>> Begin

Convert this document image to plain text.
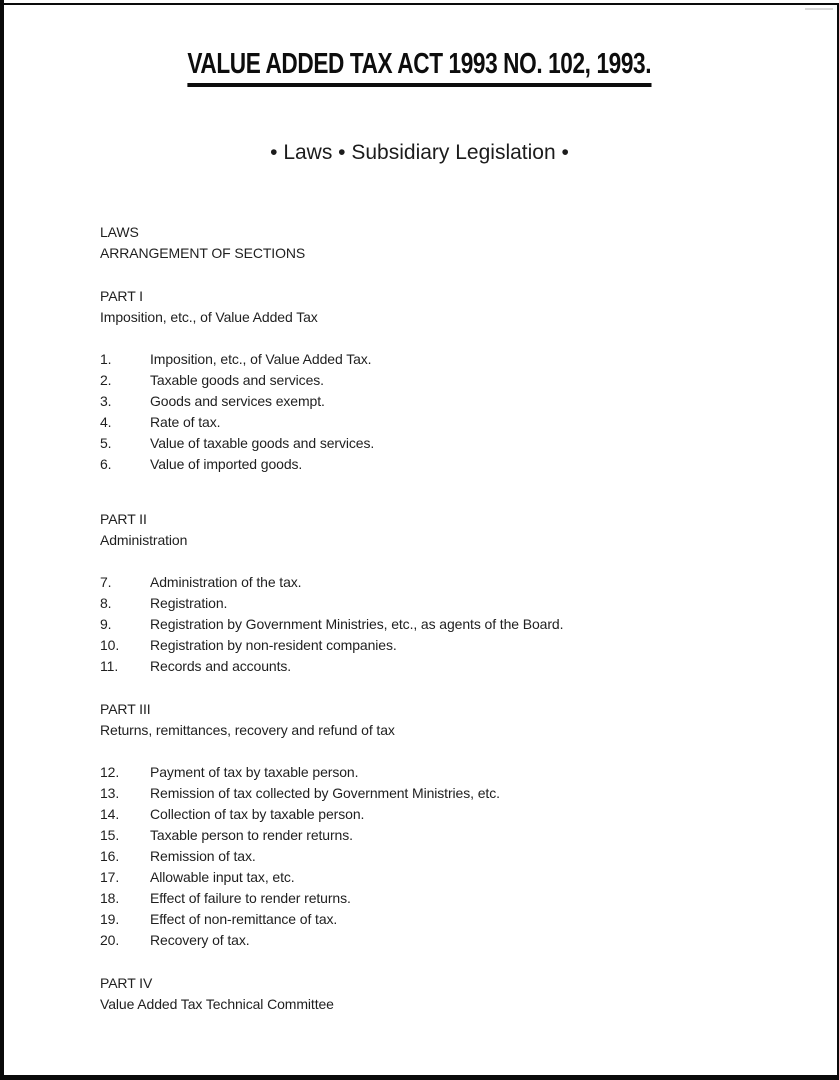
VALUE ADDED TAX ACT 1993 NO. 102, 1993.
• Laws • Subsidiary Legislation •
LAWS
ARRANGEMENT OF SECTIONS
PART I
Imposition, etc., of Value Added Tax
1.	Imposition, etc., of Value Added Tax.
2.	Taxable goods and services.
3.	Goods and services exempt.
4.	Rate of tax.
5.	Value of taxable goods and services.
6.	Value of imported goods.
PART II
Administration
7.	Administration of the tax.
8.	Registration.
9.	Registration by Government Ministries, etc., as agents of the Board.
10.	Registration by non-resident companies.
11.	Records and accounts.
PART III
Returns, remittances, recovery and refund of tax
12.	Payment of tax by taxable person.
13.	Remission of tax collected by Government Ministries, etc.
14.	Collection of tax by taxable person.
15.	Taxable person to render returns.
16.	Remission of tax.
17.	Allowable input tax, etc.
18.	Effect of failure to render returns.
19.	Effect of non-remittance of tax.
20.	Recovery of tax.
PART IV
Value Added Tax Technical Committee
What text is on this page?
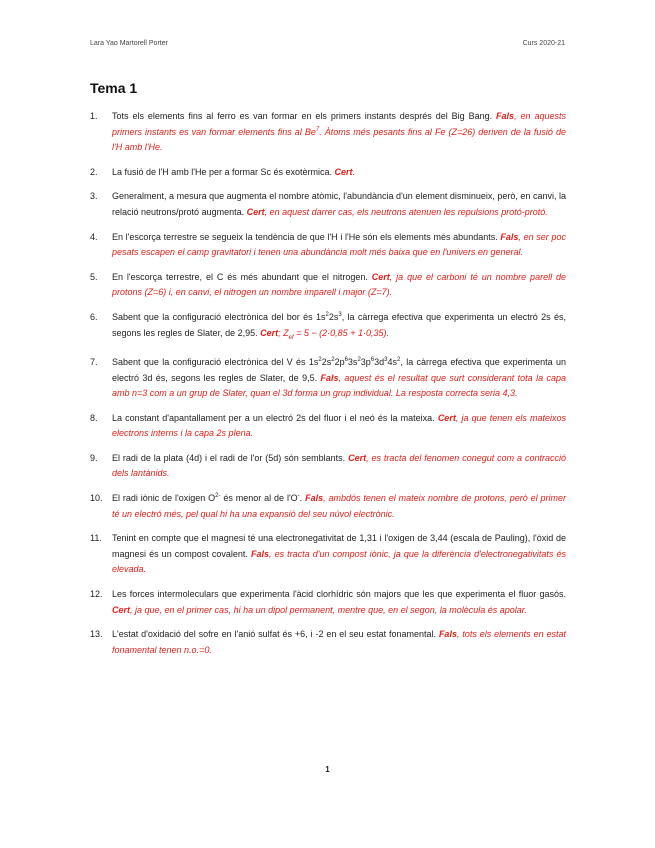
Lara Yao Martorell Porter	Curs 2020-21
Tema 1
1.	Tots els elements fins al ferro es van formar en els primers instants després del Big Bang. Fals, en aquests primers instants es van formar elements fins al Be$^7$. Àtoms més pesants fins al Fe (Z=26) deriven de la fusió de l'H amb l'He.
2.	La fusió de l'H amb l'He per a formar Sc és exotèrmica. Cert.
3.	Generalment, a mesura que augmenta el nombre atòmic, l'abundància d'un element disminueix, però, en canvi, la relació neutrons/protó augmenta. Cert, en aquest darrer cas, els neutrons atenuen les repulsions protó-protó.
4.	En l'escorça terrestre se segueix la tendència de que l'H i l'He són els elements més abundants. Fals, en ser poc pesats escapen el camp gravitatori i tenen una abundància molt més baixa que en l'univers en general.
5.	En l'escorça terrestre, el C és més abundant que el nitrogen. Cert, ja que el carboni té un nombre parell de protons (Z=6) i, en canvi, el nitrogen un nombre imparell i major (Z=7).
6.	Sabent que la configuració electrònica del bor és $1s^22s^3$, la càrrega efectiva que experimenta un electró 2s és, segons les regles de Slater, de 2,95. Cert; $Z_{ef} = 5 - (2\cdot 0,85 + 1\cdot 0,35)$.
7.	Sabent que la configuració electrònica del V és $1s^22s^22p^63s^23p^63d^34s^2$, la càrrega efectiva que experimenta un electró 3d és, segons les regles de Slater, de 9,5. Fals, aquest és el resultat que surt considerant tota la capa amb n=3 com a un grup de Slater, quan el 3d forma un grup individual. La resposta correcta seria 4,3.
8.	La constant d'apantallament per a un electró 2s del fluor i el neó és la mateixa. Cert, ja que tenen els mateixos electrons interns i la capa 2s plena.
9.	El radi de la plata (4d) i el radi de l'or (5d) són semblants. Cert, es tracta del fenomen conegut com a contracció dels lantànids.
10.	El radi iònic de l'oxigen $O^{2-}$ és menor al de l'O-. Fals, ambdós tenen el mateix nombre de protons, però el primer té un electró més, pel qual hi ha una expansió del seu núvol electrònic.
11.	Tenint en compte que el magnesi té una electronegativitat de 1,31 i l'oxigen de 3,44 (escala de Pauling), l'òxid de magnesi és un compost covalent. Fals, es tracta d'un compost iònic, ja que la diferència d'electronegativitats és elevada.
12.	Les forces intermoleculars que experimenta l'àcid clorhídric són majors que les que experimenta el fluor gasós. Cert, ja que, en el primer cas, hi ha un dipol permanent, mentre que, en el segon, la molècula és apolar.
13.	L'estat d'oxidació del sofre en l'anió sulfat és +6, i -2 en el seu estat fonamental. Fals, tots els elements en estat fonamental tenen n.o.=0.
1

>> End

■ AIM
Transcribe each entry above exactly, apart from the pictures.

■ TASK RESULT
Convert this document image to plain text.
VALUE ADDED TAX ACT 1993 NO. 102, 1993.
• Laws • Subsidiary Legislation •
LAWS
ARRANGEMENT OF SECTIONS
PART I
Imposition, etc., of Value Added Tax
1.	Imposition, etc., of Value Added Tax.
2.	Taxable goods and services.
3.	Goods and services exempt.
4.	Rate of tax.
5.	Value of taxable goods and services.
6.	Value of imported goods.
PART II
Administration
7.	Administration of the tax.
8.	Registration.
9.	Registration by Government Ministries, etc., as agents of the Board.
10.	Registration by non-resident companies.
11.	Records and accounts.
PART III
Returns, remittances, recovery and refund of tax
12.	Payment of tax by taxable person.
13.	Remission of tax collected by Government Ministries, etc.
14.	Collection of tax by taxable person.
15.	Taxable person to render returns.
16.	Remission of tax.
17.	Allowable input tax, etc.
18.	Effect of failure to render returns.
19.	Effect of non-remittance of tax.
20.	Recovery of tax.
PART IV
Value Added Tax Technical Committee
What text is on this page?
Lara Yao Martorell Porter	Curs 2020-21
Tema 1
1.	Tots els elements fins al ferro es van formar en els primers instants després del Big Bang. Fals, en aquests primers instants es van formar elements fins al Be$^7$. Àtoms més pesants fins al Fe (Z=26) deriven de la fusió de l'H amb l'He.
2.	La fusió de l'H amb l'He per a formar Sc és exotèrmica. Cert.
3.	Generalment, a mesura que augmenta el nombre atòmic, l'abundància d'un element disminueix, però, en canvi, la relació neutrons/protó augmenta. Cert, en aquest darrer cas, els neutrons atenuen les repulsions protó-protó.
4.	En l'escorça terrestre se segueix la tendència de que l'H i l'He són els elements més abundants. Fals, en ser poc pesats escapen el camp gravitatori i tenen una abundància molt més baixa que en l'univers en general.
5.	En l'escorça terrestre, el C és més abundant que el nitrogen. Cert, ja que el carboni té un nombre parell de protons (Z=6) i, en canvi, el nitrogen un nombre imparell i major (Z=7).
6.	Sabent que la configuració electrònica del bor és $1s^22s^3$, la càrrega efectiva que experimenta un electró 2s és, segons les regles de Slater, de 2,95. Cert; $Z_{ef} = 5 - (2\cdot 0,85 + 1\cdot 0,35)$.
7.	Sabent que la configuració electrònica del V és $1s^22s^22p^63s^23p^63d^34s^2$, la càrrega efectiva que experimenta un electró 3d és, segons les regles de Slater, de 9,5. Fals, aquest és el resultat que surt considerant tota la capa amb n=3 com a un grup de Slater, quan el 3d forma un grup individual. La resposta correcta seria 4,3.
8.	La constant d'apantallament per a un electró 2s del fluor i el neó és la mateixa. Cert, ja que tenen els mateixos electrons interns i la capa 2s plena.
9.	El radi de la plata (4d) i el radi de l'or (5d) són semblants. Cert, es tracta del fenomen conegut com a contracció dels lantànids.
10.	El radi iònic de l'oxigen $O^{2-}$ és menor al de l'O-. Fals, ambdós tenen el mateix nombre de protons, però el primer té un electró més, pel qual hi ha una expansió del seu núvol electrònic.
11.	Tenint en compte que el magnesi té una electronegativitat de 1,31 i l'oxigen de 3,44 (escala de Pauling), l'òxid de magnesi és un compost covalent. Fals, es tracta d'un compost iònic, ja que la diferència d'electronegativitats és elevada.
12.	Les forces intermoleculars que experimenta l'àcid clorhídric són majors que les que experimenta el fluor gasós. Cert, ja que, en el primer cas, hi ha un dipol permanent, mentre que, en el segon, la molècula és apolar.
13.	L'estat d'oxidació del sofre en l'anió sulfat és +6, i -2 en el seu estat fonamental. Fals, tots els elements en estat fonamental tenen n.o.=0.
1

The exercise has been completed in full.